DATA RECORDS:

▬▬▬▬▬▬▬▬▬▬

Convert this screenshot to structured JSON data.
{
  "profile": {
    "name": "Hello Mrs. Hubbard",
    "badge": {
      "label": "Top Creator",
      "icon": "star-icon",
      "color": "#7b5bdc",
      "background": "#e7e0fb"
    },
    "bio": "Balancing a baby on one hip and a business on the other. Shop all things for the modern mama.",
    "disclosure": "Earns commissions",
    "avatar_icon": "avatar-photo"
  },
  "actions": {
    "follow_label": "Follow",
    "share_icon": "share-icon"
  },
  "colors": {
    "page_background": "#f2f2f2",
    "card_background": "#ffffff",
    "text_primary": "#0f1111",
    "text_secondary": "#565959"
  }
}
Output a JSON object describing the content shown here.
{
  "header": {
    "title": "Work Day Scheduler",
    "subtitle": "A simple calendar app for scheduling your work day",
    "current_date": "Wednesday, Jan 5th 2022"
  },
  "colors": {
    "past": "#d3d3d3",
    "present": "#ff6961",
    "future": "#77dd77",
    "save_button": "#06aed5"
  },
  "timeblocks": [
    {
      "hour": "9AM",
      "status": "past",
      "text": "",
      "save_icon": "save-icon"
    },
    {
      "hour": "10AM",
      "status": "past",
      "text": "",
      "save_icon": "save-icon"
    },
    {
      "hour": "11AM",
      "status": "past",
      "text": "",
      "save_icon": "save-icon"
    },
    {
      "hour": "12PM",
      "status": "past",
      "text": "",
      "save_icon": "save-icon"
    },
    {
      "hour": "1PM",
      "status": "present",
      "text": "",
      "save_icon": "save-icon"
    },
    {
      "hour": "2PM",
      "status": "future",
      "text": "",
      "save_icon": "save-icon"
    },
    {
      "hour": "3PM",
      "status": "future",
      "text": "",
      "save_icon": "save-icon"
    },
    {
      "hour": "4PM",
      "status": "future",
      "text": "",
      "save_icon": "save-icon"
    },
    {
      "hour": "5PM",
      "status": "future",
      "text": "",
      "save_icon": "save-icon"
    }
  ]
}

▬▬▬▬▬▬▬▬▬▬

EXERCISE: Copy out all of the lines above exactly.

EXERCISE SOLUTION:
Convert this screenshot to structured JSON data.
{
  "profile": {
    "name": "Hello Mrs. Hubbard",
    "badge": {
      "label": "Top Creator",
      "icon": "star-icon",
      "color": "#7b5bdc",
      "background": "#e7e0fb"
    },
    "bio": "Balancing a baby on one hip and a business on the other. Shop all things for the modern mama.",
    "disclosure": "Earns commissions",
    "avatar_icon": "avatar-photo"
  },
  "actions": {
    "follow_label": "Follow",
    "share_icon": "share-icon"
  },
  "colors": {
    "page_background": "#f2f2f2",
    "card_background": "#ffffff",
    "text_primary": "#0f1111",
    "text_secondary": "#565959"
  }
}
Output a JSON object describing the content shown here.
{
  "header": {
    "title": "Work Day Scheduler",
    "subtitle": "A simple calendar app for scheduling your work day",
    "current_date": "Wednesday, Jan 5th 2022"
  },
  "colors": {
    "past": "#d3d3d3",
    "present": "#ff6961",
    "future": "#77dd77",
    "save_button": "#06aed5"
  },
  "timeblocks": [
    {
      "hour": "9AM",
      "status": "past",
      "text": "",
      "save_icon": "save-icon"
    },
    {
      "hour": "10AM",
      "status": "past",
      "text": "",
      "save_icon": "save-icon"
    },
    {
      "hour": "11AM",
      "status": "past",
      "text": "",
      "save_icon": "save-icon"
    },
    {
      "hour": "12PM",
      "status": "past",
      "text": "",
      "save_icon": "save-icon"
    },
    {
      "hour": "1PM",
      "status": "present",
      "text": "",
      "save_icon": "save-icon"
    },
    {
      "hour": "2PM",
      "status": "future",
      "text": "",
      "save_icon": "save-icon"
    },
    {
      "hour": "3PM",
      "status": "future",
      "text": "",
      "save_icon": "save-icon"
    },
    {
      "hour": "4PM",
      "status": "future",
      "text": "",
      "save_icon": "save-icon"
    },
    {
      "hour": "5PM",
      "status": "future",
      "text": "",
      "save_icon": "save-icon"
    }
  ]
}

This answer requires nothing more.